Extracted information

»»

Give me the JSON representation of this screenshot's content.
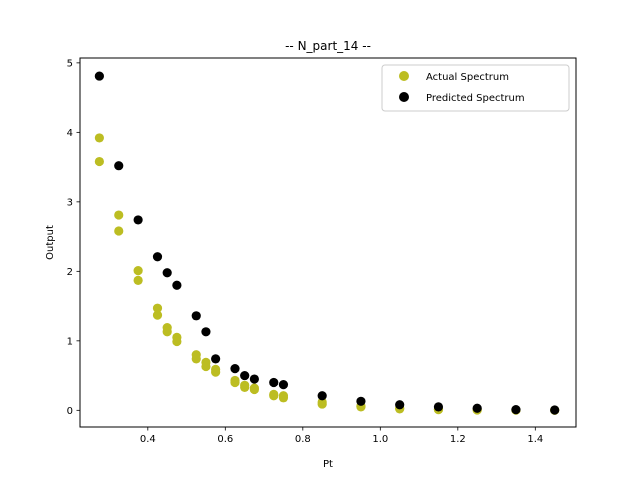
{
  "chart_data": {
    "type": "scatter",
    "title": "-- N_part_14 --",
    "xlabel": "Pt",
    "ylabel": "Output",
    "xlim": [
      0.225,
      1.505
    ],
    "ylim": [
      -0.24,
      5.07
    ],
    "xticks": [
      0.4,
      0.6,
      0.8,
      1.0,
      1.2,
      1.4
    ],
    "xtick_labels": [
      "0.4",
      "0.6",
      "0.8",
      "1.0",
      "1.2",
      "1.4"
    ],
    "yticks": [
      0,
      1,
      2,
      3,
      4,
      5
    ],
    "ytick_labels": [
      "0",
      "1",
      "2",
      "3",
      "4",
      "5"
    ],
    "grid": false,
    "legend_position": "top-right",
    "series": [
      {
        "name": "Actual Spectrum",
        "color": "#bcbd22",
        "points": [
          [
            0.275,
            3.92
          ],
          [
            0.275,
            3.58
          ],
          [
            0.325,
            2.81
          ],
          [
            0.325,
            2.58
          ],
          [
            0.375,
            2.01
          ],
          [
            0.375,
            1.87
          ],
          [
            0.425,
            1.47
          ],
          [
            0.425,
            1.37
          ],
          [
            0.45,
            1.19
          ],
          [
            0.45,
            1.13
          ],
          [
            0.475,
            1.05
          ],
          [
            0.475,
            0.99
          ],
          [
            0.525,
            0.8
          ],
          [
            0.525,
            0.74
          ],
          [
            0.55,
            0.69
          ],
          [
            0.55,
            0.63
          ],
          [
            0.575,
            0.59
          ],
          [
            0.575,
            0.55
          ],
          [
            0.625,
            0.43
          ],
          [
            0.625,
            0.4
          ],
          [
            0.65,
            0.36
          ],
          [
            0.65,
            0.33
          ],
          [
            0.675,
            0.32
          ],
          [
            0.675,
            0.3
          ],
          [
            0.725,
            0.23
          ],
          [
            0.725,
            0.21
          ],
          [
            0.75,
            0.21
          ],
          [
            0.75,
            0.18
          ],
          [
            0.85,
            0.12
          ],
          [
            0.85,
            0.09
          ],
          [
            0.95,
            0.06
          ],
          [
            0.95,
            0.05
          ],
          [
            1.05,
            0.03
          ],
          [
            1.05,
            0.02
          ],
          [
            1.15,
            0.015
          ],
          [
            1.15,
            0.01
          ],
          [
            1.25,
            0.01
          ],
          [
            1.25,
            0.005
          ],
          [
            1.35,
            0.005
          ],
          [
            1.35,
            0.003
          ],
          [
            1.45,
            0.002
          ],
          [
            1.45,
            0.001
          ]
        ]
      },
      {
        "name": "Predicted Spectrum",
        "color": "#000000",
        "points": [
          [
            0.275,
            4.81
          ],
          [
            0.325,
            3.52
          ],
          [
            0.375,
            2.74
          ],
          [
            0.425,
            2.21
          ],
          [
            0.45,
            1.98
          ],
          [
            0.475,
            1.8
          ],
          [
            0.525,
            1.36
          ],
          [
            0.55,
            1.13
          ],
          [
            0.575,
            0.74
          ],
          [
            0.625,
            0.6
          ],
          [
            0.65,
            0.5
          ],
          [
            0.675,
            0.45
          ],
          [
            0.725,
            0.4
          ],
          [
            0.75,
            0.37
          ],
          [
            0.85,
            0.21
          ],
          [
            0.95,
            0.13
          ],
          [
            1.05,
            0.08
          ],
          [
            1.15,
            0.05
          ],
          [
            1.25,
            0.03
          ],
          [
            1.35,
            0.01
          ],
          [
            1.45,
            0.005
          ]
        ]
      }
    ]
  }
}
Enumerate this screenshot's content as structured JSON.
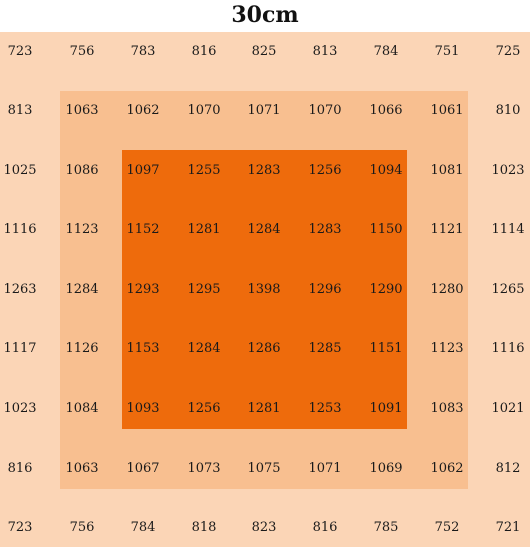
{
  "title": "30cm",
  "colors": {
    "outer": "#fbd5b6",
    "middle": "#f8bf90",
    "inner": "#ee6b0c"
  },
  "rows": [
    [
      "723",
      "756",
      "783",
      "816",
      "825",
      "813",
      "784",
      "751",
      "725"
    ],
    [
      "813",
      "1063",
      "1062",
      "1070",
      "1071",
      "1070",
      "1066",
      "1061",
      "810"
    ],
    [
      "1025",
      "1086",
      "1097",
      "1255",
      "1283",
      "1256",
      "1094",
      "1081",
      "1023"
    ],
    [
      "1116",
      "1123",
      "1152",
      "1281",
      "1284",
      "1283",
      "1150",
      "1121",
      "1114"
    ],
    [
      "1263",
      "1284",
      "1293",
      "1295",
      "1398",
      "1296",
      "1290",
      "1280",
      "1265"
    ],
    [
      "1117",
      "1126",
      "1153",
      "1284",
      "1286",
      "1285",
      "1151",
      "1123",
      "1116"
    ],
    [
      "1023",
      "1084",
      "1093",
      "1256",
      "1281",
      "1253",
      "1091",
      "1083",
      "1021"
    ],
    [
      "816",
      "1063",
      "1067",
      "1073",
      "1075",
      "1071",
      "1069",
      "1062",
      "812"
    ],
    [
      "723",
      "756",
      "784",
      "818",
      "823",
      "816",
      "785",
      "752",
      "721"
    ]
  ]
}
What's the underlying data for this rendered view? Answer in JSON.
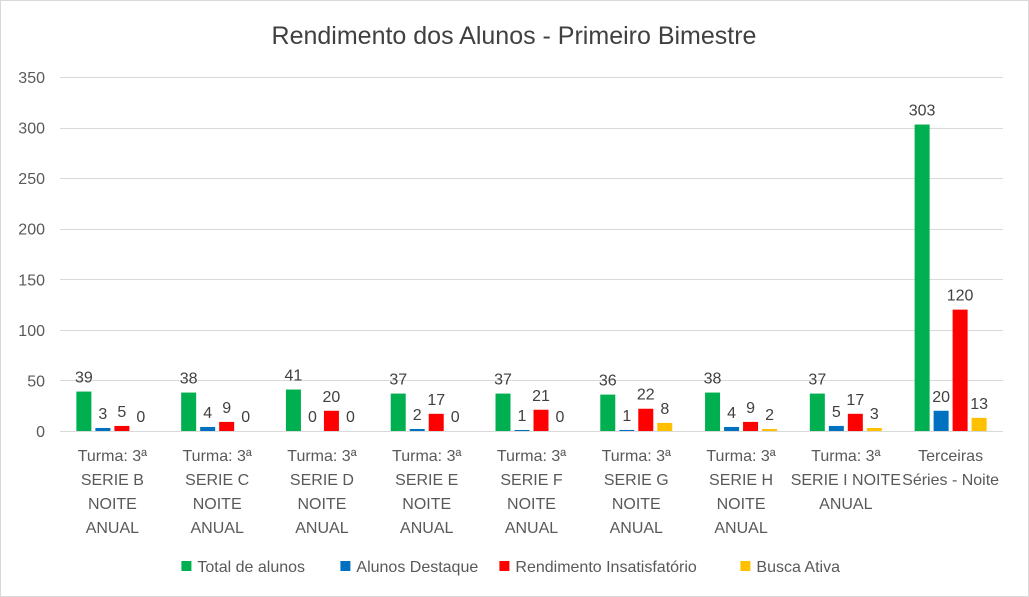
{
  "chart_data": {
    "type": "bar",
    "title": "Rendimento dos Alunos - Primeiro Bimestre",
    "xlabel": "",
    "ylabel": "",
    "ylim": [
      0,
      350
    ],
    "yticks": [
      0,
      50,
      100,
      150,
      200,
      250,
      300,
      350
    ],
    "grid": true,
    "legend_position": "bottom",
    "categories": [
      [
        "Turma:  3ª",
        "SERIE B",
        "NOITE",
        "ANUAL"
      ],
      [
        "Turma:  3ª",
        "SERIE C",
        "NOITE",
        "ANUAL"
      ],
      [
        "Turma:  3ª",
        "SERIE D",
        "NOITE",
        "ANUAL"
      ],
      [
        "Turma:  3ª",
        "SERIE E",
        "NOITE",
        "ANUAL"
      ],
      [
        "Turma:  3ª",
        "SERIE F",
        "NOITE",
        "ANUAL"
      ],
      [
        "Turma:  3ª",
        "SERIE G",
        "NOITE",
        "ANUAL"
      ],
      [
        "Turma:  3ª",
        "SERIE H",
        "NOITE",
        "ANUAL"
      ],
      [
        "Turma:  3ª",
        "SERIE I NOITE",
        "ANUAL"
      ],
      [
        "Terceiras",
        "Séries - Noite"
      ]
    ],
    "series": [
      {
        "name": "Total de alunos",
        "color": "#00b050",
        "values": [
          39,
          38,
          41,
          37,
          37,
          36,
          38,
          37,
          303
        ],
        "labels": [
          "39",
          "38",
          "41",
          "37",
          "37",
          "36",
          "38",
          "37",
          "303"
        ]
      },
      {
        "name": "Alunos Destaque",
        "color": "#0070c0",
        "values": [
          3,
          4,
          0,
          2,
          1,
          1,
          4,
          5,
          20
        ],
        "labels": [
          "3",
          "4",
          "0",
          "2",
          "1",
          "1",
          "4",
          "5",
          "20"
        ]
      },
      {
        "name": "Rendimento Insatisfatório",
        "color": "#ff0000",
        "values": [
          5,
          9,
          20,
          17,
          21,
          22,
          9,
          17,
          120
        ],
        "labels": [
          "5",
          "9",
          "20",
          "17",
          "21",
          "22",
          "9",
          "17",
          "120"
        ]
      },
      {
        "name": "Busca Ativa",
        "color": "#ffc000",
        "values": [
          0,
          0,
          0,
          0,
          0,
          8,
          2,
          3,
          13
        ],
        "labels": [
          "0",
          "0",
          "0",
          "0",
          "0",
          "8",
          "2",
          "3",
          "13"
        ]
      }
    ]
  }
}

««

What needs to be done
Output the lines above in full and exactly as given, omitting any pictures.

Solution to this task
Give me the JSON representation of this screenshot's content.
{
  "chart_data": {
    "type": "scatter",
    "title": "-- N_part_14 --",
    "xlabel": "Pt",
    "ylabel": "Output",
    "xlim": [
      0.225,
      1.505
    ],
    "ylim": [
      -0.24,
      5.07
    ],
    "xticks": [
      0.4,
      0.6,
      0.8,
      1.0,
      1.2,
      1.4
    ],
    "xtick_labels": [
      "0.4",
      "0.6",
      "0.8",
      "1.0",
      "1.2",
      "1.4"
    ],
    "yticks": [
      0,
      1,
      2,
      3,
      4,
      5
    ],
    "ytick_labels": [
      "0",
      "1",
      "2",
      "3",
      "4",
      "5"
    ],
    "grid": false,
    "legend_position": "top-right",
    "series": [
      {
        "name": "Actual Spectrum",
        "color": "#bcbd22",
        "points": [
          [
            0.275,
            3.92
          ],
          [
            0.275,
            3.58
          ],
          [
            0.325,
            2.81
          ],
          [
            0.325,
            2.58
          ],
          [
            0.375,
            2.01
          ],
          [
            0.375,
            1.87
          ],
          [
            0.425,
            1.47
          ],
          [
            0.425,
            1.37
          ],
          [
            0.45,
            1.19
          ],
          [
            0.45,
            1.13
          ],
          [
            0.475,
            1.05
          ],
          [
            0.475,
            0.99
          ],
          [
            0.525,
            0.8
          ],
          [
            0.525,
            0.74
          ],
          [
            0.55,
            0.69
          ],
          [
            0.55,
            0.63
          ],
          [
            0.575,
            0.59
          ],
          [
            0.575,
            0.55
          ],
          [
            0.625,
            0.43
          ],
          [
            0.625,
            0.4
          ],
          [
            0.65,
            0.36
          ],
          [
            0.65,
            0.33
          ],
          [
            0.675,
            0.32
          ],
          [
            0.675,
            0.3
          ],
          [
            0.725,
            0.23
          ],
          [
            0.725,
            0.21
          ],
          [
            0.75,
            0.21
          ],
          [
            0.75,
            0.18
          ],
          [
            0.85,
            0.12
          ],
          [
            0.85,
            0.09
          ],
          [
            0.95,
            0.06
          ],
          [
            0.95,
            0.05
          ],
          [
            1.05,
            0.03
          ],
          [
            1.05,
            0.02
          ],
          [
            1.15,
            0.015
          ],
          [
            1.15,
            0.01
          ],
          [
            1.25,
            0.01
          ],
          [
            1.25,
            0.005
          ],
          [
            1.35,
            0.005
          ],
          [
            1.35,
            0.003
          ],
          [
            1.45,
            0.002
          ],
          [
            1.45,
            0.001
          ]
        ]
      },
      {
        "name": "Predicted Spectrum",
        "color": "#000000",
        "points": [
          [
            0.275,
            4.81
          ],
          [
            0.325,
            3.52
          ],
          [
            0.375,
            2.74
          ],
          [
            0.425,
            2.21
          ],
          [
            0.45,
            1.98
          ],
          [
            0.475,
            1.8
          ],
          [
            0.525,
            1.36
          ],
          [
            0.55,
            1.13
          ],
          [
            0.575,
            0.74
          ],
          [
            0.625,
            0.6
          ],
          [
            0.65,
            0.5
          ],
          [
            0.675,
            0.45
          ],
          [
            0.725,
            0.4
          ],
          [
            0.75,
            0.37
          ],
          [
            0.85,
            0.21
          ],
          [
            0.95,
            0.13
          ],
          [
            1.05,
            0.08
          ],
          [
            1.15,
            0.05
          ],
          [
            1.25,
            0.03
          ],
          [
            1.35,
            0.01
          ],
          [
            1.45,
            0.005
          ]
        ]
      }
    ]
  }
}
Enumerate this screenshot's content as structured JSON.
{
  "title": "30cm",
  "colors": {
    "outer": "#fbd5b6",
    "middle": "#f8bf90",
    "inner": "#ee6b0c"
  },
  "rows": [
    [
      "723",
      "756",
      "783",
      "816",
      "825",
      "813",
      "784",
      "751",
      "725"
    ],
    [
      "813",
      "1063",
      "1062",
      "1070",
      "1071",
      "1070",
      "1066",
      "1061",
      "810"
    ],
    [
      "1025",
      "1086",
      "1097",
      "1255",
      "1283",
      "1256",
      "1094",
      "1081",
      "1023"
    ],
    [
      "1116",
      "1123",
      "1152",
      "1281",
      "1284",
      "1283",
      "1150",
      "1121",
      "1114"
    ],
    [
      "1263",
      "1284",
      "1293",
      "1295",
      "1398",
      "1296",
      "1290",
      "1280",
      "1265"
    ],
    [
      "1117",
      "1126",
      "1153",
      "1284",
      "1286",
      "1285",
      "1151",
      "1123",
      "1116"
    ],
    [
      "1023",
      "1084",
      "1093",
      "1256",
      "1281",
      "1253",
      "1091",
      "1083",
      "1021"
    ],
    [
      "816",
      "1063",
      "1067",
      "1073",
      "1075",
      "1071",
      "1069",
      "1062",
      "812"
    ],
    [
      "723",
      "756",
      "784",
      "818",
      "823",
      "816",
      "785",
      "752",
      "721"
    ]
  ]
}
What's the underlying data for this rendered view? Answer in JSON.
{
  "chart_data": {
    "type": "bar",
    "title": "Rendimento dos Alunos - Primeiro Bimestre",
    "xlabel": "",
    "ylabel": "",
    "ylim": [
      0,
      350
    ],
    "yticks": [
      0,
      50,
      100,
      150,
      200,
      250,
      300,
      350
    ],
    "grid": true,
    "legend_position": "bottom",
    "categories": [
      [
        "Turma:  3ª",
        "SERIE B",
        "NOITE",
        "ANUAL"
      ],
      [
        "Turma:  3ª",
        "SERIE C",
        "NOITE",
        "ANUAL"
      ],
      [
        "Turma:  3ª",
        "SERIE D",
        "NOITE",
        "ANUAL"
      ],
      [
        "Turma:  3ª",
        "SERIE E",
        "NOITE",
        "ANUAL"
      ],
      [
        "Turma:  3ª",
        "SERIE F",
        "NOITE",
        "ANUAL"
      ],
      [
        "Turma:  3ª",
        "SERIE G",
        "NOITE",
        "ANUAL"
      ],
      [
        "Turma:  3ª",
        "SERIE H",
        "NOITE",
        "ANUAL"
      ],
      [
        "Turma:  3ª",
        "SERIE I NOITE",
        "ANUAL"
      ],
      [
        "Terceiras",
        "Séries - Noite"
      ]
    ],
    "series": [
      {
        "name": "Total de alunos",
        "color": "#00b050",
        "values": [
          39,
          38,
          41,
          37,
          37,
          36,
          38,
          37,
          303
        ],
        "labels": [
          "39",
          "38",
          "41",
          "37",
          "37",
          "36",
          "38",
          "37",
          "303"
        ]
      },
      {
        "name": "Alunos Destaque",
        "color": "#0070c0",
        "values": [
          3,
          4,
          0,
          2,
          1,
          1,
          4,
          5,
          20
        ],
        "labels": [
          "3",
          "4",
          "0",
          "2",
          "1",
          "1",
          "4",
          "5",
          "20"
        ]
      },
      {
        "name": "Rendimento Insatisfatório",
        "color": "#ff0000",
        "values": [
          5,
          9,
          20,
          17,
          21,
          22,
          9,
          17,
          120
        ],
        "labels": [
          "5",
          "9",
          "20",
          "17",
          "21",
          "22",
          "9",
          "17",
          "120"
        ]
      },
      {
        "name": "Busca Ativa",
        "color": "#ffc000",
        "values": [
          0,
          0,
          0,
          0,
          0,
          8,
          2,
          3,
          13
        ],
        "labels": [
          "0",
          "0",
          "0",
          "0",
          "0",
          "8",
          "2",
          "3",
          "13"
        ]
      }
    ]
  }
}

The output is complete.